# [Request]
Images embedded in the records are excluded; print everything else exactly as given.

>>>>

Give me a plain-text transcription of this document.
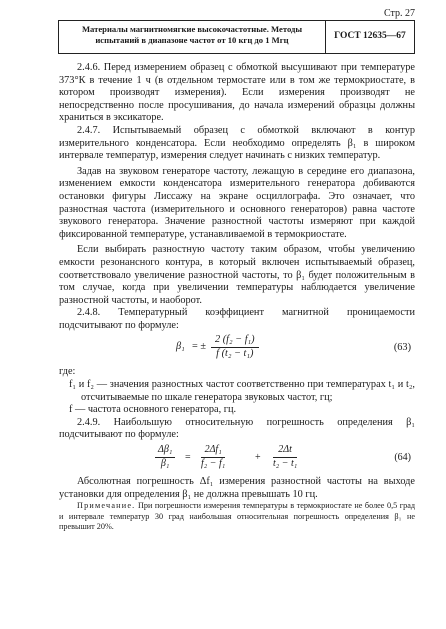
Стр. 27
Материалы магнитномягкие высокочастотные. Методы
испытаний в диапазоне частот от 10 кгц до 1 Мгц	ГОСТ 12635—67

2.4.6. Перед измерением образец с обмоткой высушивают при температуре 373°К в течение 1 ч (в отдельном термостате или в том же термокриостате, в котором производят измерения). Если измерения производят не непосредственно после просушивания, до начала измерений образцы должны храниться в эксикаторе.

2.4.7. Испытываемый образец с обмоткой включают в контур измерительного конденсатора. Если необходимо определять β₁ в широком интервале температур, измерения следует начинать с низких температур.

Задав на звуковом генераторе частоту, лежащую в середине его диапазона, изменением емкости конденсатора измерительного генератора добиваются остановки фигуры Лиссажу на экране осциллографа. Это означает, что разностная частота (измерительного и основного генераторов) равна частоте звукового генератора. Значение разностной частоты измеряют при каждой фиксированной температуре, устанавливаемой в термокриостате.

Если выбирать разностную частоту таким образом, чтобы увеличению емкости резонансного контура, в который включен испытываемый образец, соответствовало увеличение разностной частоты, то β₁ будет положительным в том случае, когда при увеличении температуры наблюдается увеличение разностной частоты, и наоборот.

2.4.8. Температурный коэффициент магнитной проницаемости подсчитывают по формуле:

β₁ = ± $\frac{\text{2 (f₂ − f₁)}}{\text{f (t₂ − t₁)}}$	(63)

где:

f₁ и f₂ — значения разностных частот соответственно при температурах t₁ и t₂, отсчитываемые по шкале генератора звуковых частот, гц;

f — частота основного генератора, гц.

2.4.9. Наибольшую относительную погрешность определения β₁ подсчитывают по формуле:

$\frac{\text{Δβ₁}}{\text{β₁}} = \frac{\text{2Δf₁}}{\text{f₂ − f₁}}$	+ $\frac{2\Delta t}{\text{t₂ − t₁}}$	(64)

Абсолютная погрешность Δf₁ измерения разностной частоты на выходе установки для определения β₁ не должна превышать 10 гц.

Примечание. При погрешности измерения температуры в термокриостате не более 0,5 град и интервале температур 30 град наибольшая относительная погрешность определения β₁ не превышит 20%.
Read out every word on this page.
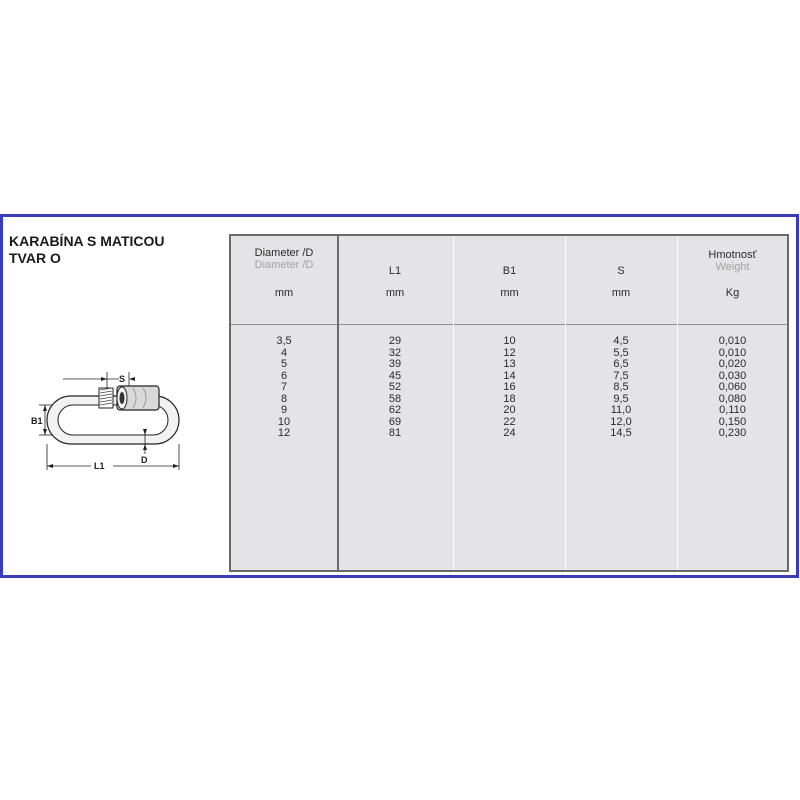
KARABÍNA S MATICOU
TVAR O
S
B1
D
L1
Diameter /D
Diameter /D
mm
3,5
4
5
6
7
8
9
10
12
L1
mm
29
32
39
45
52
58
62
69
81
B1
mm
10
12
13
14
16
18
20
22
24
S
mm
4,5
5,5
6,5
7,5
8,5
9,5
11,0
12,0
14,5
Hmotnosť
Weight
Kg
0,010
0,010
0,020
0,030
0,060
0,080
0,110
0,150
0,230
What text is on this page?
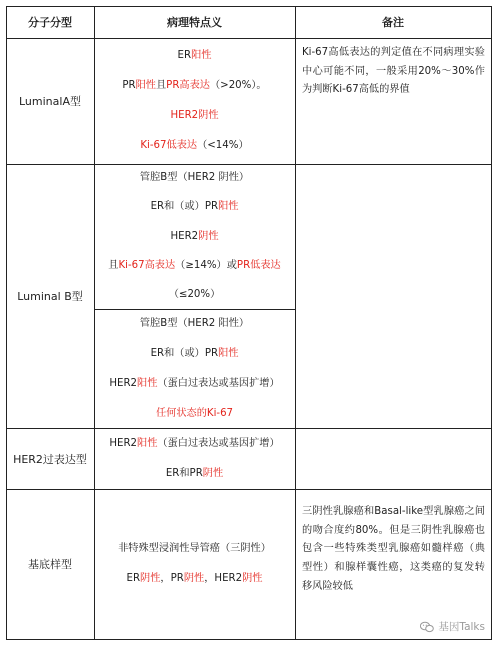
分子分型	病理特点义	备注
LuminalA型
Luminal B型
HER2过表达型
基底样型
ER阳性
PR阳性且PR高表达（>20%）。
HER2阴性
Ki-67低表达（<14%）
管腔B型（HER2 阴性）
ER和（或）PR阳性
HER2阴性
且Ki-67高表达（≥14%）或PR低表达
（≤20%）
管腔B型（HER2 阳性）
ER和（或）PR阳性
HER2阳性（蛋白过表达或基因扩增）
任何状态的Ki-67
HER2阳性（蛋白过表达或基因扩增）
ER和PR阴性
非特殊型浸润性导管癌（三阴性）
ER阴性，PR阴性，HER2阴性
Ki-67高低表达的判定值在不同病理实验中心可能不同，一般采用20%～30%作为判断Ki-67高低的界值
三阴性乳腺癌和Basal-like型乳腺癌之间的吻合度约80%。但是三阴性乳腺癌也包含一些特殊类型乳腺癌如髓样癌（典型性）和腺样囊性癌，这类癌的复发转移风险较低
基因Talks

<<<<

# [Solved problem]
Give me a plain-text transcription of this document.
Стр. 27
Материалы магнитномягкие высокочастотные. Методы
испытаний в диапазоне частот от 10 кгц до 1 Мгц	ГОСТ 12635—67

2.4.6. Перед измерением образец с обмоткой высушивают при температуре 373°К в течение 1 ч (в отдельном термостате или в том же термокриостате, в котором производят измерения). Если измерения производят не непосредственно после просушивания, до начала измерений образцы должны храниться в эксикаторе.

2.4.7. Испытываемый образец с обмоткой включают в контур измерительного конденсатора. Если необходимо определять β₁ в широком интервале температур, измерения следует начинать с низких температур.

Задав на звуковом генераторе частоту, лежащую в середине его диапазона, изменением емкости конденсатора измерительного генератора добиваются остановки фигуры Лиссажу на экране осциллографа. Это означает, что разностная частота (измерительного и основного генераторов) равна частоте звукового генератора. Значение разностной частоты измеряют при каждой фиксированной температуре, устанавливаемой в термокриостате.

Если выбирать разностную частоту таким образом, чтобы увеличению емкости резонансного контура, в который включен испытываемый образец, соответствовало увеличение разностной частоты, то β₁ будет положительным в том случае, когда при увеличении температуры наблюдается увеличение разностной частоты, и наоборот.

2.4.8. Температурный коэффициент магнитной проницаемости подсчитывают по формуле:

β₁ = ± $\frac{\text{2 (f₂ − f₁)}}{\text{f (t₂ − t₁)}}$	(63)

где:

f₁ и f₂ — значения разностных частот соответственно при температурах t₁ и t₂, отсчитываемые по шкале генератора звуковых частот, гц;

f — частота основного генератора, гц.

2.4.9. Наибольшую относительную погрешность определения β₁ подсчитывают по формуле:

$\frac{\text{Δβ₁}}{\text{β₁}} = \frac{\text{2Δf₁}}{\text{f₂ − f₁}}$	+ $\frac{2\Delta t}{\text{t₂ − t₁}}$	(64)

Абсолютная погрешность Δf₁ измерения разностной частоты на выходе установки для определения β₁ не должна превышать 10 гц.

Примечание. При погрешности измерения температуры в термокриостате не более 0,5 град и интервале температур 30 град наибольшая относительная погрешность определения β₁ не превышит 20%.
Read out every word on this page.
KARABÍNA S MATICOU
TVAR O
S
B1
D
L1
Diameter /D
Diameter /D
mm
3,5
4
5
6
7
8
9
10
12
L1
mm
29
32
39
45
52
58
62
69
81
B1
mm
10
12
13
14
16
18
20
22
24
S
mm
4,5
5,5
6,5
7,5
8,5
9,5
11,0
12,0
14,5
Hmotnosť
Weight
Kg
0,010
0,010
0,020
0,030
0,060
0,080
0,110
0,150
0,230
What text is on this page?
分子分型	病理特点义	备注
LuminalA型
Luminal B型
HER2过表达型
基底样型
ER阳性
PR阳性且PR高表达（>20%）。
HER2阴性
Ki-67低表达（<14%）
管腔B型（HER2 阴性）
ER和（或）PR阳性
HER2阴性
且Ki-67高表达（≥14%）或PR低表达
（≤20%）
管腔B型（HER2 阳性）
ER和（或）PR阳性
HER2阳性（蛋白过表达或基因扩增）
任何状态的Ki-67
HER2阳性（蛋白过表达或基因扩增）
ER和PR阴性
非特殊型浸润性导管癌（三阴性）
ER阴性，PR阴性，HER2阴性
Ki-67高低表达的判定值在不同病理实验中心可能不同，一般采用20%～30%作为判断Ki-67高低的界值
三阴性乳腺癌和Basal-like型乳腺癌之间的吻合度约80%。但是三阴性乳腺癌也包含一些特殊类型乳腺癌如髓样癌（典型性）和腺样囊性癌，这类癌的复发转移风险较低
基因Talks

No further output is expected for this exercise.